### Raw records

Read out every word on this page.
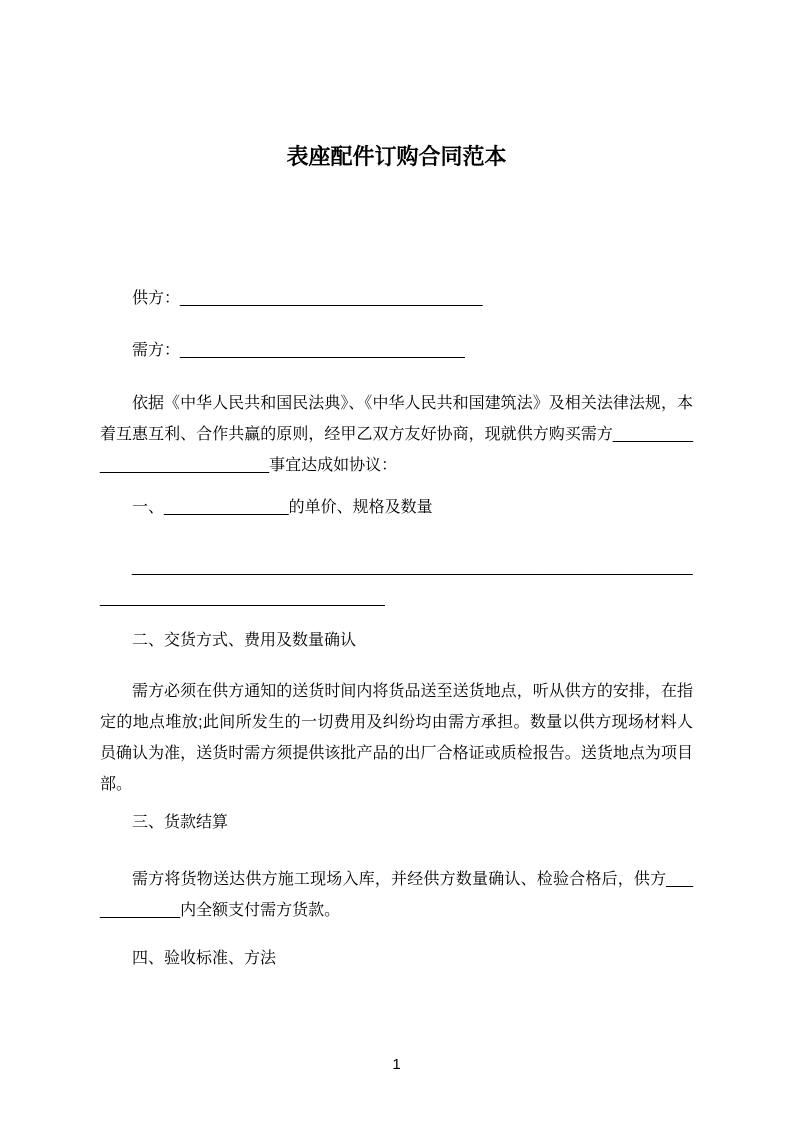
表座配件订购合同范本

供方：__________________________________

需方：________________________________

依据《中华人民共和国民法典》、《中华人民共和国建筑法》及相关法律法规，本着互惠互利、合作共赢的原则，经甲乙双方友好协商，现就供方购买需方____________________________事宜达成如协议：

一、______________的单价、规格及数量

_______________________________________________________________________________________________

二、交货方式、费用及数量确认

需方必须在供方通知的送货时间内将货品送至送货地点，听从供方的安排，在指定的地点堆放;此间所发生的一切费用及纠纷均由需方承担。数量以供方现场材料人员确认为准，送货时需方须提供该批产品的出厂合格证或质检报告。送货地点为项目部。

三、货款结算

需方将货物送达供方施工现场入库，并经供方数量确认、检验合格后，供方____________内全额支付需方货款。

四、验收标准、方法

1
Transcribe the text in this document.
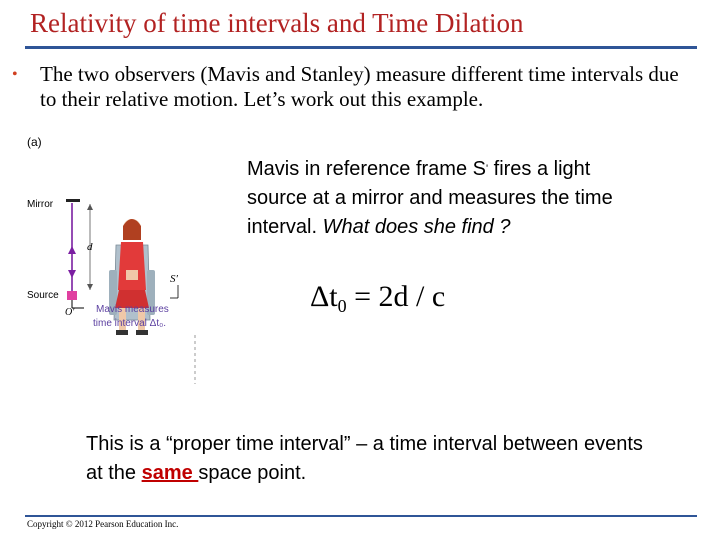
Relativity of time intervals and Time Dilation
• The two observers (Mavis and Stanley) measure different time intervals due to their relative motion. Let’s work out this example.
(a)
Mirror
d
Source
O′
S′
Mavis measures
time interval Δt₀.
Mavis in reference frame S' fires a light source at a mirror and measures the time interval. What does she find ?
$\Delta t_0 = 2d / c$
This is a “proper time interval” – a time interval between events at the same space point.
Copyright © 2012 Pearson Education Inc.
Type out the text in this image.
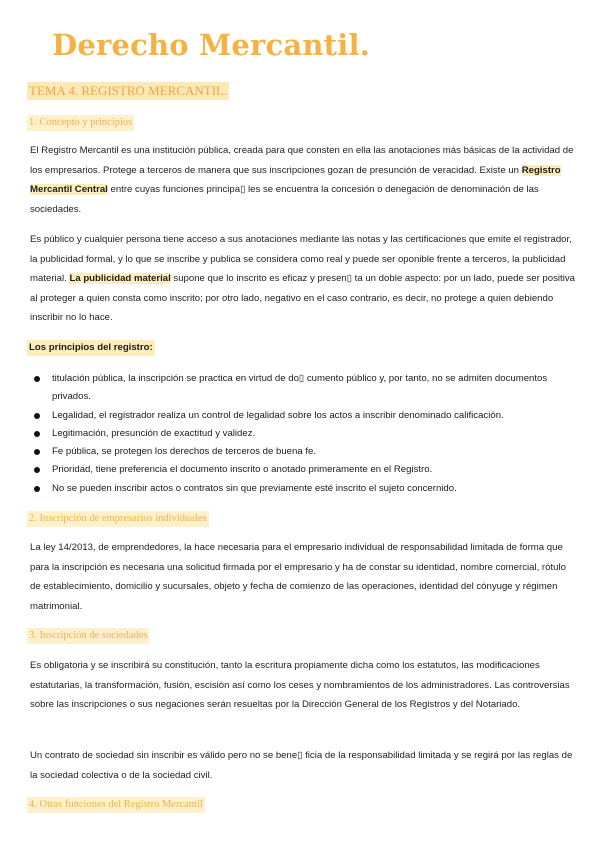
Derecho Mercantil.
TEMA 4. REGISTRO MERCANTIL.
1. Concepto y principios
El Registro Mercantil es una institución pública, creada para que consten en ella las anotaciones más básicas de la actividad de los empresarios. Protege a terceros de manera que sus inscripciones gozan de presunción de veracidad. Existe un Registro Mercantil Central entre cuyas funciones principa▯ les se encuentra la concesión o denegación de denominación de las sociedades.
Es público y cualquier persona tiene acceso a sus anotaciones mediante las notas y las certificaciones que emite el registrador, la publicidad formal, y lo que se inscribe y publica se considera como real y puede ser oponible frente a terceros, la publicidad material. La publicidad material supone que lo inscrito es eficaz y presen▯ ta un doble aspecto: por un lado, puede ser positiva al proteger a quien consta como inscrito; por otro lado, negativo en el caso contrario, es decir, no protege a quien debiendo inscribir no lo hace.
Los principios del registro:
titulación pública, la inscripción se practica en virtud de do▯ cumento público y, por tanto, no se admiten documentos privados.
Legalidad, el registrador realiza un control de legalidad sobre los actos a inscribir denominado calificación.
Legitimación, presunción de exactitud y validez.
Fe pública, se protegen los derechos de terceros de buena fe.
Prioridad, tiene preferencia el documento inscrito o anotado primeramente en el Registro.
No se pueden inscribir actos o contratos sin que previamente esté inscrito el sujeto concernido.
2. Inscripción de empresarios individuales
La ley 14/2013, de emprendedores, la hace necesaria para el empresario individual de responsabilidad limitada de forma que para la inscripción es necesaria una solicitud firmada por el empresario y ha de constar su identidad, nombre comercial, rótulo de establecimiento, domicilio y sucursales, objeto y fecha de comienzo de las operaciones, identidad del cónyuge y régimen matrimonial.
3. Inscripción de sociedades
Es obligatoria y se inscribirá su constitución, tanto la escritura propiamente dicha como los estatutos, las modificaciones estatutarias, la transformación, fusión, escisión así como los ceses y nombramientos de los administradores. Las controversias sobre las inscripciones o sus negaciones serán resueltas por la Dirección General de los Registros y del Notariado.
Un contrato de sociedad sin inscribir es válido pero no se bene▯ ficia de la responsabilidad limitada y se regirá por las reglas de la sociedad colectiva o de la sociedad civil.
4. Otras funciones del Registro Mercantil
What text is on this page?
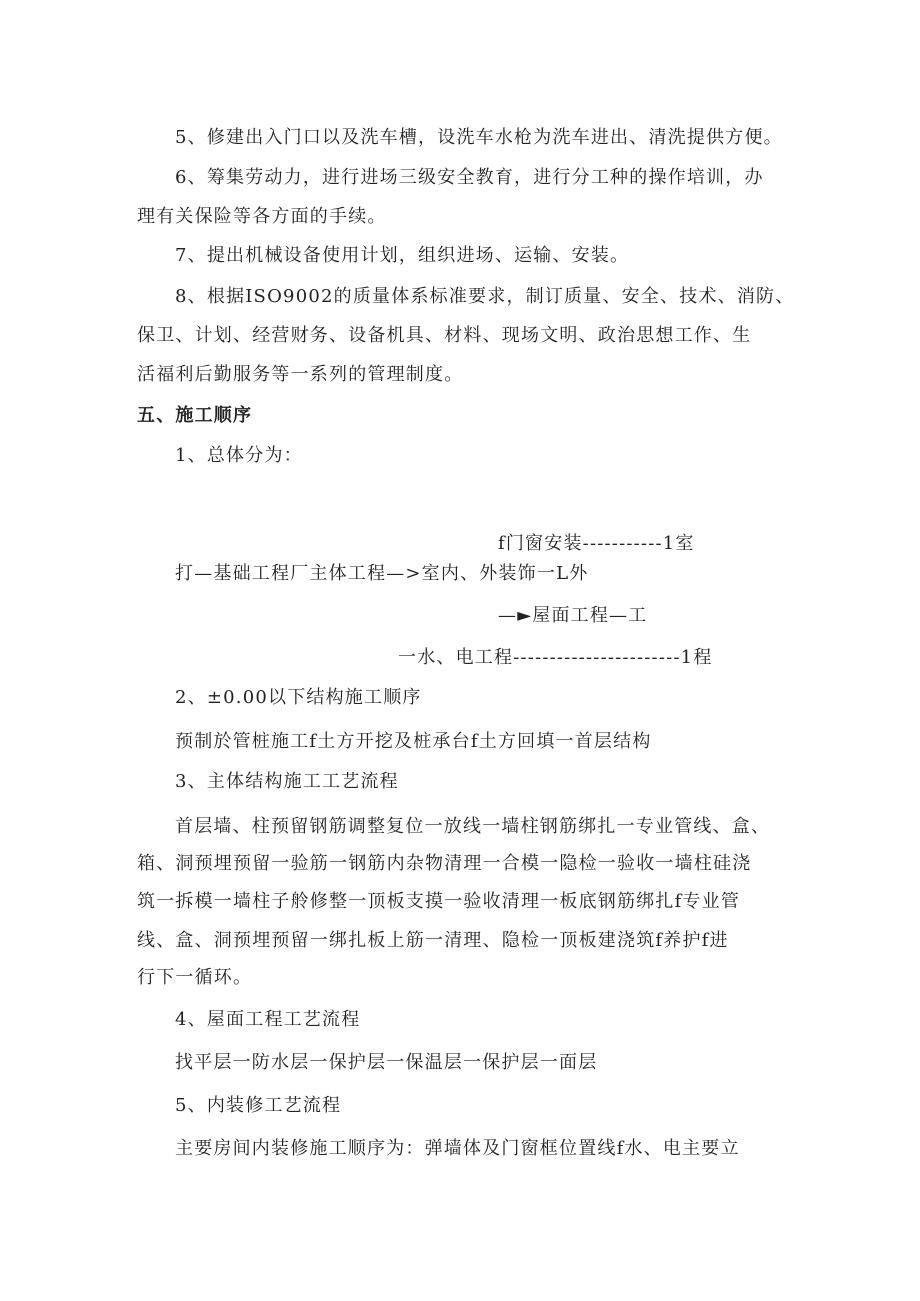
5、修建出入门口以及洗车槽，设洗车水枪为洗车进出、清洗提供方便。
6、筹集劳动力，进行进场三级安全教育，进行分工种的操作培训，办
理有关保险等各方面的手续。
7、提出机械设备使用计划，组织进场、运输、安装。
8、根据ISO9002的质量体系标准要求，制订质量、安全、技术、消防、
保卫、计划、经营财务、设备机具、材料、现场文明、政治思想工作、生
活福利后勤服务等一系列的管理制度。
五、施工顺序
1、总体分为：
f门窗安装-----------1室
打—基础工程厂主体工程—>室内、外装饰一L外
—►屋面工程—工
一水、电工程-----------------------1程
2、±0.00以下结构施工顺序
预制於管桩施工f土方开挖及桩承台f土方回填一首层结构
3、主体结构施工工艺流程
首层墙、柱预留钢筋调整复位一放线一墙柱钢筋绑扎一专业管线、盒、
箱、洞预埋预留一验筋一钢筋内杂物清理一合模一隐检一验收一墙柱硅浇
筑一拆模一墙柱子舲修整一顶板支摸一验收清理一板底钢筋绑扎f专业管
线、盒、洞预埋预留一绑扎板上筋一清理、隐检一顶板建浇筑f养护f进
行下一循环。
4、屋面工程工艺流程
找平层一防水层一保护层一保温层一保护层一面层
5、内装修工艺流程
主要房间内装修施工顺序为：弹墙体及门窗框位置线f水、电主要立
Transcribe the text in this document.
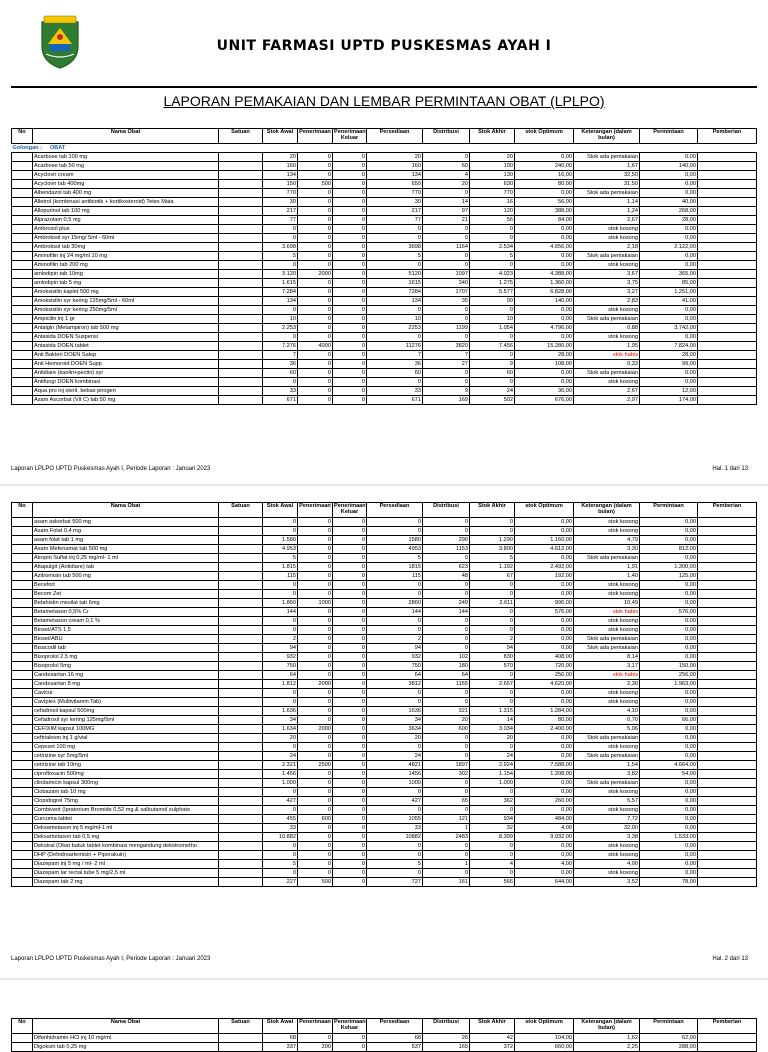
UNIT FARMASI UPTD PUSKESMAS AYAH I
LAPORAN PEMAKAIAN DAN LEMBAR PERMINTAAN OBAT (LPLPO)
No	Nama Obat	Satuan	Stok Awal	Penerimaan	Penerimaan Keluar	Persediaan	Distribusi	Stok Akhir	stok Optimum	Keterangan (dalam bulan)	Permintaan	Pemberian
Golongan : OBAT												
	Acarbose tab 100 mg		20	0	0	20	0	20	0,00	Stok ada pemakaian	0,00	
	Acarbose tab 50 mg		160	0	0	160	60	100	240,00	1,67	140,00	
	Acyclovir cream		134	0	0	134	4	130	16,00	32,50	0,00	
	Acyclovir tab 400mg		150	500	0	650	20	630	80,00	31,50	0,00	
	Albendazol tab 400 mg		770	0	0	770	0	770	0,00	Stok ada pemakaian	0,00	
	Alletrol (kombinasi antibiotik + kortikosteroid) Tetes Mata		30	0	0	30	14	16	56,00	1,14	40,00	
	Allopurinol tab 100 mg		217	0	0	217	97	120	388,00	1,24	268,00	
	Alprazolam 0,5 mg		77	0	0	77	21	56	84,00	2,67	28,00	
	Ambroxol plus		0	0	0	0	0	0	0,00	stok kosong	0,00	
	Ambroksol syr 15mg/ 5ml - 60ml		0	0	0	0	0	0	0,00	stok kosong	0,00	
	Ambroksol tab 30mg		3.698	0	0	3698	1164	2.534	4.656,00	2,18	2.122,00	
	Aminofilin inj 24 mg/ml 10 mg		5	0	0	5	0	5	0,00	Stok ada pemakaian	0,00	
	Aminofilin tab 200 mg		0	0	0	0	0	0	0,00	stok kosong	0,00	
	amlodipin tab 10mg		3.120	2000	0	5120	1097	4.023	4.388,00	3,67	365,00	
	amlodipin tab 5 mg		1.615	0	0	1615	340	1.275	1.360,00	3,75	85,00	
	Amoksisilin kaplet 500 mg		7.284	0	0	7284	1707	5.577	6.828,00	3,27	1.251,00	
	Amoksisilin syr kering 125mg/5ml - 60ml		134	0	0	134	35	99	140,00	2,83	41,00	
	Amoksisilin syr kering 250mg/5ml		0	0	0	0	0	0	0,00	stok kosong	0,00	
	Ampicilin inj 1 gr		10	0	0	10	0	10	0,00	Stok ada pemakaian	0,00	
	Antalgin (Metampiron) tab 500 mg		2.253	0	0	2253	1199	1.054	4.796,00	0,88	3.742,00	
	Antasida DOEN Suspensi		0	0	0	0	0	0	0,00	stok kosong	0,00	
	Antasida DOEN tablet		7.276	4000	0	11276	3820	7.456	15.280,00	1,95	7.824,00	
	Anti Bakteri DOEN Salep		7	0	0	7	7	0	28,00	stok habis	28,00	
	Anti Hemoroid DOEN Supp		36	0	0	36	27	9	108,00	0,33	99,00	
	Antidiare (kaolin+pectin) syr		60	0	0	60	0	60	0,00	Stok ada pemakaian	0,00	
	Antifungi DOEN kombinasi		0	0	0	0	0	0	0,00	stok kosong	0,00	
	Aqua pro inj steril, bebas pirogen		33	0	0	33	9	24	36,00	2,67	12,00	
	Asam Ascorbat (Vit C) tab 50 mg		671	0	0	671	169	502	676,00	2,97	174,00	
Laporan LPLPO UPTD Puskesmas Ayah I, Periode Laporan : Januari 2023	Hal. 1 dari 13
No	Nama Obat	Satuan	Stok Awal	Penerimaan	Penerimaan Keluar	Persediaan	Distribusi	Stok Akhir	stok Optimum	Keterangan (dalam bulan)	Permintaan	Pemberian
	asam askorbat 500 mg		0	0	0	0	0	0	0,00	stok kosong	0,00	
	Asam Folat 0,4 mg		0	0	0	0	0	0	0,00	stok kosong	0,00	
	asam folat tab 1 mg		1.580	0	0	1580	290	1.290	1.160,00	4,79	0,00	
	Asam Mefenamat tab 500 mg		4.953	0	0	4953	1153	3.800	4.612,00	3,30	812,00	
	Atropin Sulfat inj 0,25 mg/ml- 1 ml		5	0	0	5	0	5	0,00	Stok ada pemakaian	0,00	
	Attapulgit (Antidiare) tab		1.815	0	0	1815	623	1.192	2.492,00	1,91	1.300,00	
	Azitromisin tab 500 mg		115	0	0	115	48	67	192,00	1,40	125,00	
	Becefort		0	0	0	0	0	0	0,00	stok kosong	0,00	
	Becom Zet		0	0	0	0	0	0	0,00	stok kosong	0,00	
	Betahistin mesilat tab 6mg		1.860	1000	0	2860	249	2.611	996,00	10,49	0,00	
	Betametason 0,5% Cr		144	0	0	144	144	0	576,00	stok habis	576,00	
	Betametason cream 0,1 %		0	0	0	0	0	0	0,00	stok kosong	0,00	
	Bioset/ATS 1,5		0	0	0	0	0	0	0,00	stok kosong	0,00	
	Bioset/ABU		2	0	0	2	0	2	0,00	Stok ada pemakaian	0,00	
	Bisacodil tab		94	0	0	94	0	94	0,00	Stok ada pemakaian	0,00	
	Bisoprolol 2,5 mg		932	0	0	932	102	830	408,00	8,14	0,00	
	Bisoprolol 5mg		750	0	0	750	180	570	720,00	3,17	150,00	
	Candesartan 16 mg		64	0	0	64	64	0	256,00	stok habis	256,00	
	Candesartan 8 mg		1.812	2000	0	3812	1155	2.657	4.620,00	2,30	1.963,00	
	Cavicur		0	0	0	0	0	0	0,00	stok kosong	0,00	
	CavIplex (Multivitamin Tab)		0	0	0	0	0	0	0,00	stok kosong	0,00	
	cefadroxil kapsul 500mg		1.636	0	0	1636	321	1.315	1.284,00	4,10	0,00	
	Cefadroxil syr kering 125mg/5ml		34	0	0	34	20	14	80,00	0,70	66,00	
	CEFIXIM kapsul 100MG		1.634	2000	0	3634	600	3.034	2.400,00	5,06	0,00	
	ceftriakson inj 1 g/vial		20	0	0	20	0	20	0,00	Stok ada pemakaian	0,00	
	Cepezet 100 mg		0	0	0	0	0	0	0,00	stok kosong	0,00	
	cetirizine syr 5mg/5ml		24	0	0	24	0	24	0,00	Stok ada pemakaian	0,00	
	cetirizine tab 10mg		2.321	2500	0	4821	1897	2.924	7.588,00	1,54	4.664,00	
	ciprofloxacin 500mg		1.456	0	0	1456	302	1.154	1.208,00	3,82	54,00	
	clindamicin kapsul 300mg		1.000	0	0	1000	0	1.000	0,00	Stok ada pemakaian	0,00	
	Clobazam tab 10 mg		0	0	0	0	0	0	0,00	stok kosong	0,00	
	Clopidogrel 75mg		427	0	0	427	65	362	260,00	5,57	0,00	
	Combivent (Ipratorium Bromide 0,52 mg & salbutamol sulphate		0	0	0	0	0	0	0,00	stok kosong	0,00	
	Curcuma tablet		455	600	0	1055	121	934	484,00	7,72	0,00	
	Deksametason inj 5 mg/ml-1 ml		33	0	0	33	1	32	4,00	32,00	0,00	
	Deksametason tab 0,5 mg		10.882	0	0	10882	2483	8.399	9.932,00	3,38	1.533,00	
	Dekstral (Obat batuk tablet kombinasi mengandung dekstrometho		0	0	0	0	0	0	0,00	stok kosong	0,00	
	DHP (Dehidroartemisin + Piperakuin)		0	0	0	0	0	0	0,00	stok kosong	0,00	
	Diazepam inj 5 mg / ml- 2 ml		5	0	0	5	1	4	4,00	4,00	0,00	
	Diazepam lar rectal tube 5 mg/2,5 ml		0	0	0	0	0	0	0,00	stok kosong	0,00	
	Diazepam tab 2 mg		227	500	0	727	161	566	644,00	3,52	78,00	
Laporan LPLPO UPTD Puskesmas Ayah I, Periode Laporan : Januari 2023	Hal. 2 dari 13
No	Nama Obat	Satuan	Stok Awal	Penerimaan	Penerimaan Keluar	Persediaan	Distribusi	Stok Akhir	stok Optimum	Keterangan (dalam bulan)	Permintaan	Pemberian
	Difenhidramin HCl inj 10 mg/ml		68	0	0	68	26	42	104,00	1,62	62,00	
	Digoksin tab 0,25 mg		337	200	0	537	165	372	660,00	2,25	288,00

### Directive
Copy the lines from the entries above in which the word "principios" appears.

### In response
1. Concepto y principios
Los principios del registro:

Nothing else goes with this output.